> Figure collection entries
=-=-=-=-=
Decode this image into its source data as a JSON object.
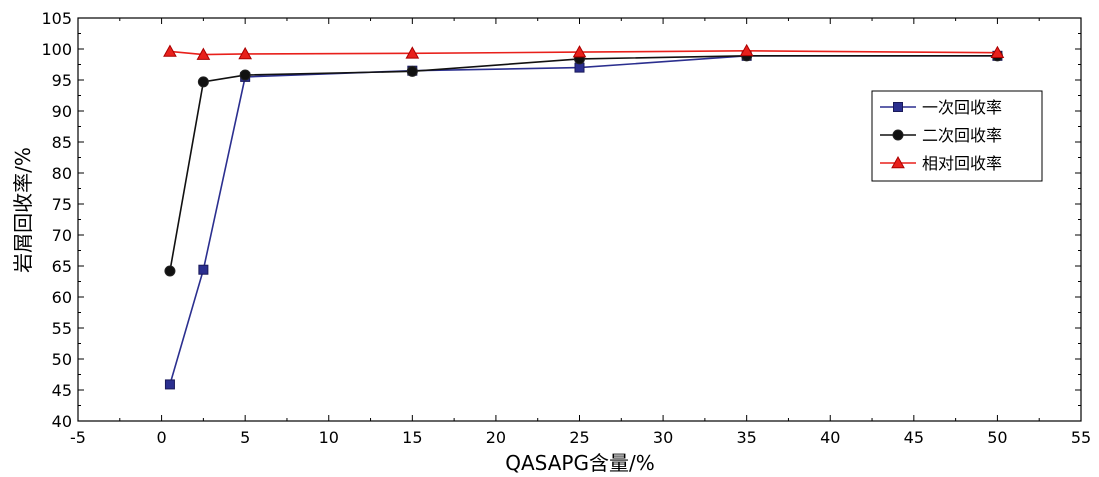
{
  "chart_data": {
    "type": "line",
    "xlabel": "QASAPG含量/%",
    "ylabel": "岩屑回收率/%",
    "xlim": [
      -5,
      55
    ],
    "ylim": [
      40,
      105
    ],
    "xticks": [
      -5,
      0,
      5,
      10,
      15,
      20,
      25,
      30,
      35,
      40,
      45,
      50,
      55
    ],
    "yticks": [
      40,
      45,
      50,
      55,
      60,
      65,
      70,
      75,
      80,
      85,
      90,
      95,
      100,
      105
    ],
    "x": [
      0.5,
      2.5,
      5,
      15,
      25,
      35,
      50
    ],
    "legend_position": "right",
    "grid": false,
    "series": [
      {
        "name": "一次回收率",
        "color": "#2b2f8f",
        "marker": "square",
        "values": [
          45.9,
          64.4,
          95.5,
          96.5,
          97.0,
          98.9,
          98.9
        ]
      },
      {
        "name": "二次回收率",
        "color": "#111111",
        "marker": "circle",
        "values": [
          64.2,
          94.7,
          95.8,
          96.4,
          98.4,
          98.9,
          98.9
        ]
      },
      {
        "name": "相对回收率",
        "color": "#e8201b",
        "marker": "triangle",
        "values": [
          99.6,
          99.1,
          99.2,
          99.3,
          99.5,
          99.7,
          99.4
        ]
      }
    ]
  }
}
=-=-=-=-=
Copy every entry exactly as written. Pictures are excluded.

Decode this image into its source data as a JSON object.
{
  "chart_data": {
    "type": "line",
    "xlabel": "QASAPG含量/%",
    "ylabel": "岩屑回收率/%",
    "xlim": [
      -5,
      55
    ],
    "ylim": [
      40,
      105
    ],
    "xticks": [
      -5,
      0,
      5,
      10,
      15,
      20,
      25,
      30,
      35,
      40,
      45,
      50,
      55
    ],
    "yticks": [
      40,
      45,
      50,
      55,
      60,
      65,
      70,
      75,
      80,
      85,
      90,
      95,
      100,
      105
    ],
    "x": [
      0.5,
      2.5,
      5,
      15,
      25,
      35,
      50
    ],
    "legend_position": "right",
    "grid": false,
    "series": [
      {
        "name": "一次回收率",
        "color": "#2b2f8f",
        "marker": "square",
        "values": [
          45.9,
          64.4,
          95.5,
          96.5,
          97.0,
          98.9,
          98.9
        ]
      },
      {
        "name": "二次回收率",
        "color": "#111111",
        "marker": "circle",
        "values": [
          64.2,
          94.7,
          95.8,
          96.4,
          98.4,
          98.9,
          98.9
        ]
      },
      {
        "name": "相对回收率",
        "color": "#e8201b",
        "marker": "triangle",
        "values": [
          99.6,
          99.1,
          99.2,
          99.3,
          99.5,
          99.7,
          99.4
        ]
      }
    ]
  }
}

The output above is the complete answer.